_DIRECTIONS_.
Set every record down verbatim and omit the pictures.

_TASK DATA_.
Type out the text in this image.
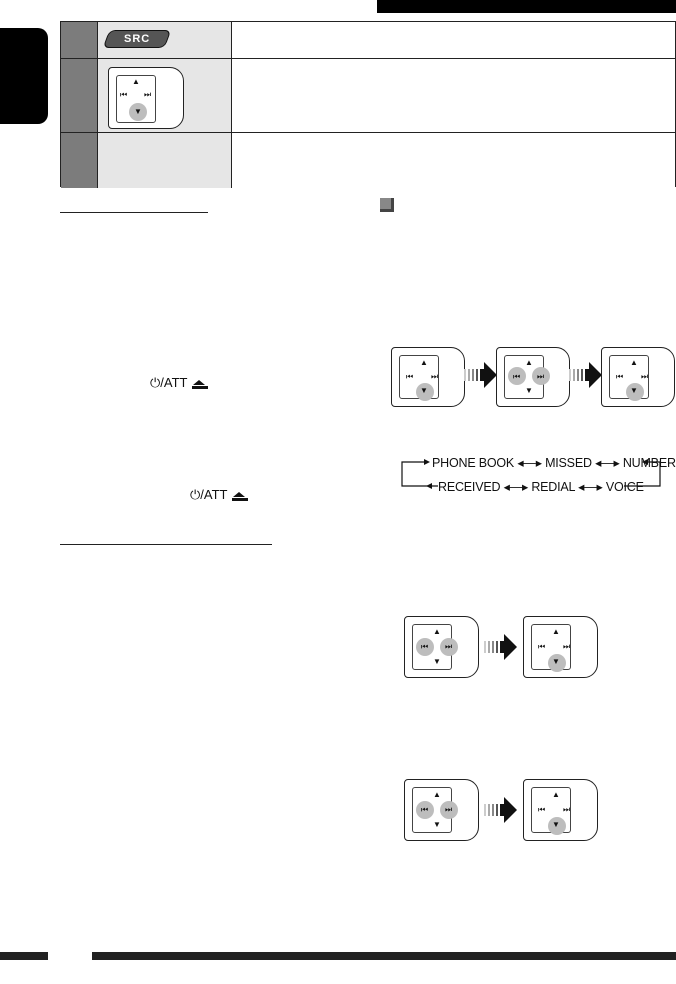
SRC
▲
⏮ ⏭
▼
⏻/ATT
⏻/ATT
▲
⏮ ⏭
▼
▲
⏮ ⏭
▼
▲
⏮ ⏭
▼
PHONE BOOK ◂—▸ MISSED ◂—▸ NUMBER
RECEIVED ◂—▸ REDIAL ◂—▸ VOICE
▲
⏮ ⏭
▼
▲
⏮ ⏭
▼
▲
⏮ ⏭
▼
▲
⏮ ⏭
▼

_REPLY_.
Type out the text in this image.
SRC
▲
⏮ ⏭
▼
⏻/ATT
⏻/ATT
▲
⏮ ⏭
▼
▲
⏮ ⏭
▼
▲
⏮ ⏭
▼
PHONE BOOK ◂—▸ MISSED ◂—▸ NUMBER
RECEIVED ◂—▸ REDIAL ◂—▸ VOICE
▲
⏮ ⏭
▼
▲
⏮ ⏭
▼
▲
⏮ ⏭
▼
▲
⏮ ⏭
▼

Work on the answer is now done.